▶ What is expected:
Please print every record below exactly as it appears.

▶ Extracted data:
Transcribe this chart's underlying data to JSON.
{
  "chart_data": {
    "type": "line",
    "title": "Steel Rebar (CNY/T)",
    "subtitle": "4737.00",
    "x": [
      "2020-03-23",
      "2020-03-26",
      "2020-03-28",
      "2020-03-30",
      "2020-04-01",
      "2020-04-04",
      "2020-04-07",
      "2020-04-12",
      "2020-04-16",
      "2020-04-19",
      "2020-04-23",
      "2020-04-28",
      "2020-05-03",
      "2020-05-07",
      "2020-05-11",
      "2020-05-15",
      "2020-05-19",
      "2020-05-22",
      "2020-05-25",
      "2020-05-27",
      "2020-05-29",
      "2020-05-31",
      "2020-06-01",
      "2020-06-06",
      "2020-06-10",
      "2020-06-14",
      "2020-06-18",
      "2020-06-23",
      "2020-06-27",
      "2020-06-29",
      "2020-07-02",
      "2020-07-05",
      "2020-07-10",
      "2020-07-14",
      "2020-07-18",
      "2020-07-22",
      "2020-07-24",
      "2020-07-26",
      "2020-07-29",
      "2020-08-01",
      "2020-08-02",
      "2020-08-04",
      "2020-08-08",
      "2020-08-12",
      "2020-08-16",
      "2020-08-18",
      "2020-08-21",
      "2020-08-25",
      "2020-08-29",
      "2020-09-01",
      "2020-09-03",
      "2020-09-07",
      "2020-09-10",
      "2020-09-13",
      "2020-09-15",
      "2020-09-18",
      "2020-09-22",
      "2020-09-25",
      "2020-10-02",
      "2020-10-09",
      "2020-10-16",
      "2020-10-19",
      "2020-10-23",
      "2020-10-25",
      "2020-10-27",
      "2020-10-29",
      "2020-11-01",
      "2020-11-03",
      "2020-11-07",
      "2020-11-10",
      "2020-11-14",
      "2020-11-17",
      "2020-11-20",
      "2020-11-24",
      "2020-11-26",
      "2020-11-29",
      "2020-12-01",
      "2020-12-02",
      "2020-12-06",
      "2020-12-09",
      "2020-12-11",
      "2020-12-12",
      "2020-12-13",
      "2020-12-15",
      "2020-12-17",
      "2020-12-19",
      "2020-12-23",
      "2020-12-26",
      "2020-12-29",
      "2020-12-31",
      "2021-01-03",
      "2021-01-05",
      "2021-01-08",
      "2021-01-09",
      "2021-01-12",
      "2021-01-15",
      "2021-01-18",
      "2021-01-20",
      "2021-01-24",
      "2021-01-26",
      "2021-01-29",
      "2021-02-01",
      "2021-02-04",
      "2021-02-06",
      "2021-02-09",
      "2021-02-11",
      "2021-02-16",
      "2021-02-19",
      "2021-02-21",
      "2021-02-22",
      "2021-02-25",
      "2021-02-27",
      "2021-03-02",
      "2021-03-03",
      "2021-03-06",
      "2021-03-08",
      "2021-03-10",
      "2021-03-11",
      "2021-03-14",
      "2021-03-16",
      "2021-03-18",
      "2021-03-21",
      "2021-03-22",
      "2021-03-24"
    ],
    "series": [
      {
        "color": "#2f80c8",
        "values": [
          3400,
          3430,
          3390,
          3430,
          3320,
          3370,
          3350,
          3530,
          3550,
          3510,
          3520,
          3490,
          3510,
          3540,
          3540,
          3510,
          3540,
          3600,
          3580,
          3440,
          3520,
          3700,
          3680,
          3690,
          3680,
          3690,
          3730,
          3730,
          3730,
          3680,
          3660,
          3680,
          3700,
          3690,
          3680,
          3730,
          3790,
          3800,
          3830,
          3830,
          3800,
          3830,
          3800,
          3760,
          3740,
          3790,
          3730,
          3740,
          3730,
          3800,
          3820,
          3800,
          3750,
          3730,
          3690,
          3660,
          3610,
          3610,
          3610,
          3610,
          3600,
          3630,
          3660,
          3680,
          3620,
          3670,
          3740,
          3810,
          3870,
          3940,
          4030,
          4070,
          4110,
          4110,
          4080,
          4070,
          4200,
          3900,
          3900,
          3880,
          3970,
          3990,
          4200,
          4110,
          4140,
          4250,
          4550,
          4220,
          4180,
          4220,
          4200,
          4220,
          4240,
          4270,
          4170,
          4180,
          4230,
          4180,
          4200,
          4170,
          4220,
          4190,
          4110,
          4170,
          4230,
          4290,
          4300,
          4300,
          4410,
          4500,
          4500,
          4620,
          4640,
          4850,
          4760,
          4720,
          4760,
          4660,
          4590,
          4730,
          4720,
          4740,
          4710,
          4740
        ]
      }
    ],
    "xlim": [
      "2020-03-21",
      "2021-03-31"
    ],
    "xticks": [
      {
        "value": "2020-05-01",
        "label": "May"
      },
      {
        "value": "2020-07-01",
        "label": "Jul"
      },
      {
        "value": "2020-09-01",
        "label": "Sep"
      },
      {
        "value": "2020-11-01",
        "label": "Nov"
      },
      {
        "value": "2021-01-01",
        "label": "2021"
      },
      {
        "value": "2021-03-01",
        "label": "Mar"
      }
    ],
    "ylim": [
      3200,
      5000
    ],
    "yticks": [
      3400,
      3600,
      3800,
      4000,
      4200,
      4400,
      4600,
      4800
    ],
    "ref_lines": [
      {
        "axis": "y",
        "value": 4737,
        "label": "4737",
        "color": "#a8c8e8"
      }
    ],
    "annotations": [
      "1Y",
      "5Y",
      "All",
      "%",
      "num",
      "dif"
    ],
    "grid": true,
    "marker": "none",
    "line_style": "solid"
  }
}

▶ Answer to this problem:
Transcribe this chart's underlying data to JSON.
{
  "chart_data": {
    "type": "line",
    "title": "Steel Rebar (CNY/T)",
    "subtitle": "4737.00",
    "x": [
      "2020-03-23",
      "2020-03-26",
      "2020-03-28",
      "2020-03-30",
      "2020-04-01",
      "2020-04-04",
      "2020-04-07",
      "2020-04-12",
      "2020-04-16",
      "2020-04-19",
      "2020-04-23",
      "2020-04-28",
      "2020-05-03",
      "2020-05-07",
      "2020-05-11",
      "2020-05-15",
      "2020-05-19",
      "2020-05-22",
      "2020-05-25",
      "2020-05-27",
      "2020-05-29",
      "2020-05-31",
      "2020-06-01",
      "2020-06-06",
      "2020-06-10",
      "2020-06-14",
      "2020-06-18",
      "2020-06-23",
      "2020-06-27",
      "2020-06-29",
      "2020-07-02",
      "2020-07-05",
      "2020-07-10",
      "2020-07-14",
      "2020-07-18",
      "2020-07-22",
      "2020-07-24",
      "2020-07-26",
      "2020-07-29",
      "2020-08-01",
      "2020-08-02",
      "2020-08-04",
      "2020-08-08",
      "2020-08-12",
      "2020-08-16",
      "2020-08-18",
      "2020-08-21",
      "2020-08-25",
      "2020-08-29",
      "2020-09-01",
      "2020-09-03",
      "2020-09-07",
      "2020-09-10",
      "2020-09-13",
      "2020-09-15",
      "2020-09-18",
      "2020-09-22",
      "2020-09-25",
      "2020-10-02",
      "2020-10-09",
      "2020-10-16",
      "2020-10-19",
      "2020-10-23",
      "2020-10-25",
      "2020-10-27",
      "2020-10-29",
      "2020-11-01",
      "2020-11-03",
      "2020-11-07",
      "2020-11-10",
      "2020-11-14",
      "2020-11-17",
      "2020-11-20",
      "2020-11-24",
      "2020-11-26",
      "2020-11-29",
      "2020-12-01",
      "2020-12-02",
      "2020-12-06",
      "2020-12-09",
      "2020-12-11",
      "2020-12-12",
      "2020-12-13",
      "2020-12-15",
      "2020-12-17",
      "2020-12-19",
      "2020-12-23",
      "2020-12-26",
      "2020-12-29",
      "2020-12-31",
      "2021-01-03",
      "2021-01-05",
      "2021-01-08",
      "2021-01-09",
      "2021-01-12",
      "2021-01-15",
      "2021-01-18",
      "2021-01-20",
      "2021-01-24",
      "2021-01-26",
      "2021-01-29",
      "2021-02-01",
      "2021-02-04",
      "2021-02-06",
      "2021-02-09",
      "2021-02-11",
      "2021-02-16",
      "2021-02-19",
      "2021-02-21",
      "2021-02-22",
      "2021-02-25",
      "2021-02-27",
      "2021-03-02",
      "2021-03-03",
      "2021-03-06",
      "2021-03-08",
      "2021-03-10",
      "2021-03-11",
      "2021-03-14",
      "2021-03-16",
      "2021-03-18",
      "2021-03-21",
      "2021-03-22",
      "2021-03-24"
    ],
    "series": [
      {
        "color": "#2f80c8",
        "values": [
          3400,
          3430,
          3390,
          3430,
          3320,
          3370,
          3350,
          3530,
          3550,
          3510,
          3520,
          3490,
          3510,
          3540,
          3540,
          3510,
          3540,
          3600,
          3580,
          3440,
          3520,
          3700,
          3680,
          3690,
          3680,
          3690,
          3730,
          3730,
          3730,
          3680,
          3660,
          3680,
          3700,
          3690,
          3680,
          3730,
          3790,
          3800,
          3830,
          3830,
          3800,
          3830,
          3800,
          3760,
          3740,
          3790,
          3730,
          3740,
          3730,
          3800,
          3820,
          3800,
          3750,
          3730,
          3690,
          3660,
          3610,
          3610,
          3610,
          3610,
          3600,
          3630,
          3660,
          3680,
          3620,
          3670,
          3740,
          3810,
          3870,
          3940,
          4030,
          4070,
          4110,
          4110,
          4080,
          4070,
          4200,
          3900,
          3900,
          3880,
          3970,
          3990,
          4200,
          4110,
          4140,
          4250,
          4550,
          4220,
          4180,
          4220,
          4200,
          4220,
          4240,
          4270,
          4170,
          4180,
          4230,
          4180,
          4200,
          4170,
          4220,
          4190,
          4110,
          4170,
          4230,
          4290,
          4300,
          4300,
          4410,
          4500,
          4500,
          4620,
          4640,
          4850,
          4760,
          4720,
          4760,
          4660,
          4590,
          4730,
          4720,
          4740,
          4710,
          4740
        ]
      }
    ],
    "xlim": [
      "2020-03-21",
      "2021-03-31"
    ],
    "xticks": [
      {
        "value": "2020-05-01",
        "label": "May"
      },
      {
        "value": "2020-07-01",
        "label": "Jul"
      },
      {
        "value": "2020-09-01",
        "label": "Sep"
      },
      {
        "value": "2020-11-01",
        "label": "Nov"
      },
      {
        "value": "2021-01-01",
        "label": "2021"
      },
      {
        "value": "2021-03-01",
        "label": "Mar"
      }
    ],
    "ylim": [
      3200,
      5000
    ],
    "yticks": [
      3400,
      3600,
      3800,
      4000,
      4200,
      4400,
      4600,
      4800
    ],
    "ref_lines": [
      {
        "axis": "y",
        "value": 4737,
        "label": "4737",
        "color": "#a8c8e8"
      }
    ],
    "annotations": [
      "1Y",
      "5Y",
      "All",
      "%",
      "num",
      "dif"
    ],
    "grid": true,
    "marker": "none",
    "line_style": "solid"
  }
}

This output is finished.